Search the material for the word "email" and copy each line that holds it.
════
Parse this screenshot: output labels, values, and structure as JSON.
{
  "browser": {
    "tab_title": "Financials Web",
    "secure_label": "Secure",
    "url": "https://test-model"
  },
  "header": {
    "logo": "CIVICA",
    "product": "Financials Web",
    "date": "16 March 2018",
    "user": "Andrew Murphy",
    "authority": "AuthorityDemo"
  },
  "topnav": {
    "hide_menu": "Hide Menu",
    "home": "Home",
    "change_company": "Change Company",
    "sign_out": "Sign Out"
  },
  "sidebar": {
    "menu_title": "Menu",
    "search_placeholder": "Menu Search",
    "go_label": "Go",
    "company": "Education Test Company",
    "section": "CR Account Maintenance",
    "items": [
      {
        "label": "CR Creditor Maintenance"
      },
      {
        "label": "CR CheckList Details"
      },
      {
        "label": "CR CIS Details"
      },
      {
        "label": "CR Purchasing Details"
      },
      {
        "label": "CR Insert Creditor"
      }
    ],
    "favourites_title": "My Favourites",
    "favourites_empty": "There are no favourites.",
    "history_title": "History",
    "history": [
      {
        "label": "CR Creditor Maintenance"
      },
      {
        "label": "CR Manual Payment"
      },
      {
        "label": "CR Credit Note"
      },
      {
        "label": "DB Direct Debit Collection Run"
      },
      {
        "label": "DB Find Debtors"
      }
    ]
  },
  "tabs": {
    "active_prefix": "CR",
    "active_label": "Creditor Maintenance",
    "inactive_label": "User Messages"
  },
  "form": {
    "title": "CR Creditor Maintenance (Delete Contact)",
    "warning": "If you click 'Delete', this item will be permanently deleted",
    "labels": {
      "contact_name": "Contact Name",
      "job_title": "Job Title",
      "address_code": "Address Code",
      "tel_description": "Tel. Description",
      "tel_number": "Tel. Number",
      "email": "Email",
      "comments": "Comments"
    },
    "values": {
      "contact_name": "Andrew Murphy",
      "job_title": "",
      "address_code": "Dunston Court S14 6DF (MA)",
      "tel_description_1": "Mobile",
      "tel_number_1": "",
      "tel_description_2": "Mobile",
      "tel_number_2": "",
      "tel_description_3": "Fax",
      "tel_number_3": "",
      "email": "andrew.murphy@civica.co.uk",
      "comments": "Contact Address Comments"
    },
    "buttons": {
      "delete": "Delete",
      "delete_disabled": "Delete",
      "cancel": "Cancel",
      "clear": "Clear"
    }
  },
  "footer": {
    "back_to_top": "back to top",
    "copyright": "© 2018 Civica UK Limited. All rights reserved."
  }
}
════
Solution ->
      "email": "Email",
      "email": "andrew.murphy@civica.co.uk",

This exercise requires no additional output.